Reproduce the photoentrainment text below word for word.

## EXCERPT
◆ ◆ ◆ ◆

= Photoentrainment =

In chronobiology, photoentrainment refers to the process by which an organism's biological clock, or circadian rhythm, synchronizes to daily cycles of light and dark in the environment. The mechanisms of photoentrainment differ from organism to organism. Photoentrainment plays a major role in maintaining proper timing of physiological processes and coordinating behavior within the natural environment. Studying organisms' different photoentrainment mechanisms sheds light on how organisms may adapt to anthropogenic changes to the environment.

== Background ==
24-hour physiological rhythms, known now as circadian rhythms, were first documented in 1729 by Jean Jacques d'Ortous de Mairan, a French astronomer who observed that mimosa plants (Mimosa pudica) would orient themselves to be toward the position of the sun despite being in a dark room. That observation spawned the field of chronobiology, which seeks to understand the mechanisms that underlie endogenously expressed daily rhythms in organisms from cyanobacteria to mammals, which includes understanding and modeling the process of photoentrainment.

◆ ◆ ◆ ◆

[Document understanding data]

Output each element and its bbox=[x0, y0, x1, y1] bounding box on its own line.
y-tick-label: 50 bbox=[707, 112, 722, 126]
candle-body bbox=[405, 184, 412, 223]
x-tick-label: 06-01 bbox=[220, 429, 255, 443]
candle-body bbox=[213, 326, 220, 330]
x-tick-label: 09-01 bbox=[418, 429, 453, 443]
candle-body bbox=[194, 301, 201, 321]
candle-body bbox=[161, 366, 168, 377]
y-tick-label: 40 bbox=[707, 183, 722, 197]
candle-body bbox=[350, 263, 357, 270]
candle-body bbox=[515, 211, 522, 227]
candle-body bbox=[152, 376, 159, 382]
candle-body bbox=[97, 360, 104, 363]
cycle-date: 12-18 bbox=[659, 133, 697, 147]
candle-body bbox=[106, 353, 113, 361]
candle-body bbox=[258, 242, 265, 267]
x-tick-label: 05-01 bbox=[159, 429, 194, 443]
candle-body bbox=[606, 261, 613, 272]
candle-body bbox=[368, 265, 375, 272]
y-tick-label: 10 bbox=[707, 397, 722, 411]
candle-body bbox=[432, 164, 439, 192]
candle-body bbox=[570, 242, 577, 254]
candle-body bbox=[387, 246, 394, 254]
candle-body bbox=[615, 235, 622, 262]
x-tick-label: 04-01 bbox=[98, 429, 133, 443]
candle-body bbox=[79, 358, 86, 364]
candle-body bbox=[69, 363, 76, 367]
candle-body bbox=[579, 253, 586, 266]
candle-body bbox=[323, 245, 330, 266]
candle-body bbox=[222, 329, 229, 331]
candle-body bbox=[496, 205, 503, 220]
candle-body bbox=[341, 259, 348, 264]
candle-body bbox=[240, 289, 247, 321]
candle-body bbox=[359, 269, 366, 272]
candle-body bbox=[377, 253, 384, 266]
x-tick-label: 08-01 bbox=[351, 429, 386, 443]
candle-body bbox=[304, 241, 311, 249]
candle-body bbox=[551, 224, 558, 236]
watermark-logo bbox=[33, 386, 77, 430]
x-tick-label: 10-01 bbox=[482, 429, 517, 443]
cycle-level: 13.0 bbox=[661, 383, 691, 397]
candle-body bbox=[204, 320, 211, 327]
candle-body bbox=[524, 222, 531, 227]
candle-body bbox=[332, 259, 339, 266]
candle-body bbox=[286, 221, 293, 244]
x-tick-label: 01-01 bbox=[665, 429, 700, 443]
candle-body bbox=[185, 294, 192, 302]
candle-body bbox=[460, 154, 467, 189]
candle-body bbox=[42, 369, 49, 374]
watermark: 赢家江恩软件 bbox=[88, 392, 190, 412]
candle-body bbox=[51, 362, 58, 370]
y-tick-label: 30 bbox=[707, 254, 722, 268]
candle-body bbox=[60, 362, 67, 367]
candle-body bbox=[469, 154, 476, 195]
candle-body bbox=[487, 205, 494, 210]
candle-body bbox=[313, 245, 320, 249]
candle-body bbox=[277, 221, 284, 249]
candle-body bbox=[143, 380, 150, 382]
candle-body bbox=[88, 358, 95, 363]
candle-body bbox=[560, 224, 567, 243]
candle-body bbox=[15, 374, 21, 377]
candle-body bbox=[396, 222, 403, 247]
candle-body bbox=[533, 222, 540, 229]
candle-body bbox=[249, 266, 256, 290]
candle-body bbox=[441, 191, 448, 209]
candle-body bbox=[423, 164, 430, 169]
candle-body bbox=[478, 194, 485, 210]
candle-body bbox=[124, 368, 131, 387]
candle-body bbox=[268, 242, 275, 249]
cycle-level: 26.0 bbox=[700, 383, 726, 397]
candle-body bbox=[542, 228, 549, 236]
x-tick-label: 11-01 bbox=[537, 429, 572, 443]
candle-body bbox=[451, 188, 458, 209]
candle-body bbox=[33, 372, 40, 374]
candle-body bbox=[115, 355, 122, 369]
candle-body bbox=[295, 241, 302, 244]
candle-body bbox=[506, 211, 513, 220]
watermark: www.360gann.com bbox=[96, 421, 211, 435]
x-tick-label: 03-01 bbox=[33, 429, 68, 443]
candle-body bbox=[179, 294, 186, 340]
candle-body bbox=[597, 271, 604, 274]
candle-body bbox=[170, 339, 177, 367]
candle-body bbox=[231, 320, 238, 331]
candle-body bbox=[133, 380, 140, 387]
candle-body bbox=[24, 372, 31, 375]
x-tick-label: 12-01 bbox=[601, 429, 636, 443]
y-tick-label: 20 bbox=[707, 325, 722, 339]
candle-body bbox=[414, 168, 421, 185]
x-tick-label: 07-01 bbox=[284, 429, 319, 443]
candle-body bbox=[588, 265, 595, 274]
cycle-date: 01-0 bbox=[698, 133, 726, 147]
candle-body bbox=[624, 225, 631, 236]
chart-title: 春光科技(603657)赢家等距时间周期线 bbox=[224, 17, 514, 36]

◆ ◆ ◆ ◆

## COMPLETED TASK
= Photoentrainment =

In chronobiology, photoentrainment refers to the process by which an organism's biological clock, or circadian rhythm, synchronizes to daily cycles of light and dark in the environment. The mechanisms of photoentrainment differ from organism to organism. Photoentrainment plays a major role in maintaining proper timing of physiological processes and coordinating behavior within the natural environment. Studying organisms' different photoentrainment mechanisms sheds light on how organisms may adapt to anthropogenic changes to the environment.

== Background ==
24-hour physiological rhythms, known now as circadian rhythms, were first documented in 1729 by Jean Jacques d'Ortous de Mairan, a French astronomer who observed that mimosa plants (Mimosa pudica) would orient themselves to be toward the position of the sun despite being in a dark room. That observation spawned the field of chronobiology, which seeks to understand the mechanisms that underlie endogenously expressed daily rhythms in organisms from cyanobacteria to mammals, which includes understanding and modeling the process of photoentrainment.